_Given request_
Present the data below, from its first line up to and including the line containing "y-tick-label: 48.1 <box>35 239 56 251</box>", as a Markdown table with the columns Row and Line, omitting any blank lines.

_Material for the task_
----------

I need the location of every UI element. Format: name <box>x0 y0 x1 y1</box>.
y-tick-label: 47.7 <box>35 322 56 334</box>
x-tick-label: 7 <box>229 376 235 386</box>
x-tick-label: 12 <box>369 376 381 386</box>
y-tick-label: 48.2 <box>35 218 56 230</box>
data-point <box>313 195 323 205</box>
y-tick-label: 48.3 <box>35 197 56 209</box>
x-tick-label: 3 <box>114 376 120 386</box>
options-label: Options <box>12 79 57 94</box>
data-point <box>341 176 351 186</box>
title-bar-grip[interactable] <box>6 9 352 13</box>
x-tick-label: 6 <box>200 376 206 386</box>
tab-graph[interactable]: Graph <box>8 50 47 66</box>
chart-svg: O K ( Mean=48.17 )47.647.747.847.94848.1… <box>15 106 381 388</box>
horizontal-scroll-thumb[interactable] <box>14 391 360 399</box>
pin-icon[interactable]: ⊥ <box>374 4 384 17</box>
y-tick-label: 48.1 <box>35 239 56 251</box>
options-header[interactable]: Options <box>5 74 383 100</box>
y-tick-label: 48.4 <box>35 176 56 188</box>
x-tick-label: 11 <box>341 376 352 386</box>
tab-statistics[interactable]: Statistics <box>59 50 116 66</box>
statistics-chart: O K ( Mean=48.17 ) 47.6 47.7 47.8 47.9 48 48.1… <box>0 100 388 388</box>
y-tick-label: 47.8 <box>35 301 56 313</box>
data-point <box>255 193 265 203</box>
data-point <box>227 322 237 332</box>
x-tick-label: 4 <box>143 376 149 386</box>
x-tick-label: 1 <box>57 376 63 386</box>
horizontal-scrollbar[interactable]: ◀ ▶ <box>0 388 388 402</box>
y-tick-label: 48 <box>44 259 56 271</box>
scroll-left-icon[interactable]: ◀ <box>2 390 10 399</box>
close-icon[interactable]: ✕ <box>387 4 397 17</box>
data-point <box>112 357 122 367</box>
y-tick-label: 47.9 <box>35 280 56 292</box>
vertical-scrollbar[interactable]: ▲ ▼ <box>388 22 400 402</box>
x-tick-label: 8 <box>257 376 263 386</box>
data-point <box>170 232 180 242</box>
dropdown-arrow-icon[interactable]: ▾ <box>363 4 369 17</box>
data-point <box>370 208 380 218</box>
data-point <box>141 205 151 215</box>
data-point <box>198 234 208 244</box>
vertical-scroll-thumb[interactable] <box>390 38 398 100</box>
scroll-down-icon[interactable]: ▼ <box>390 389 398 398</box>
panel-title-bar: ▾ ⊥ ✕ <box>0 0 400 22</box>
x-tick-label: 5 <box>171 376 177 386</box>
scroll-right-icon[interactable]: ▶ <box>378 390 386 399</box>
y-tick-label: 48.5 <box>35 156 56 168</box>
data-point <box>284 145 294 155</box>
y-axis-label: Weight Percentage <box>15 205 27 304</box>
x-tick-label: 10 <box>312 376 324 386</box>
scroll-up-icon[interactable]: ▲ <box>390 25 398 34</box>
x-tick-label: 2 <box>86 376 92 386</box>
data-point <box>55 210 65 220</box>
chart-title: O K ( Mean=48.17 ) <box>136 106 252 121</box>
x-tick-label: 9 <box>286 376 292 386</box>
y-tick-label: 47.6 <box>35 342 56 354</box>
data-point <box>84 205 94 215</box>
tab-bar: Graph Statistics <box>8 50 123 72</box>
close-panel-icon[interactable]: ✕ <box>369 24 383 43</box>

----------

_Complete output_
| Row | Line |
|---|---|
| 1 | I need the location of every UI element. Format: name <box>x0 y0 x1 y1</box>. |
| 2 | y-tick-label: 47.7 <box>35 322 56 334</box> |
| 3 | x-tick-label: 7 <box>229 376 235 386</box> |
| 4 | x-tick-label: 12 <box>369 376 381 386</box> |
| 5 | y-tick-label: 48.2 <box>35 218 56 230</box> |
| 6 | data-point <box>313 195 323 205</box> |
| 7 | y-tick-label: 48.3 <box>35 197 56 209</box> |
| 8 | x-tick-label: 3 <box>114 376 120 386</box> |
| 9 | options-label: Options <box>12 79 57 94</box> |
| 10 | data-point <box>341 176 351 186</box> |
| 11 | title-bar-grip[interactable] <box>6 9 352 13</box> |
| 12 | x-tick-label: 6 <box>200 376 206 386</box> |
| 13 | tab-graph[interactable]: Graph <box>8 50 47 66</box> |
| 14 | chart-svg: O K ( Mean=48.17 )47.647.747.847.94848.1… <box>15 106 381 388</box> |
| 15 | horizontal-scroll-thumb[interactable] <box>14 391 360 399</box> |
| 16 | pin-icon[interactable]: ⊥ <box>374 4 384 17</box> |
| 17 | y-tick-label: 48.1 <box>35 239 56 251</box> |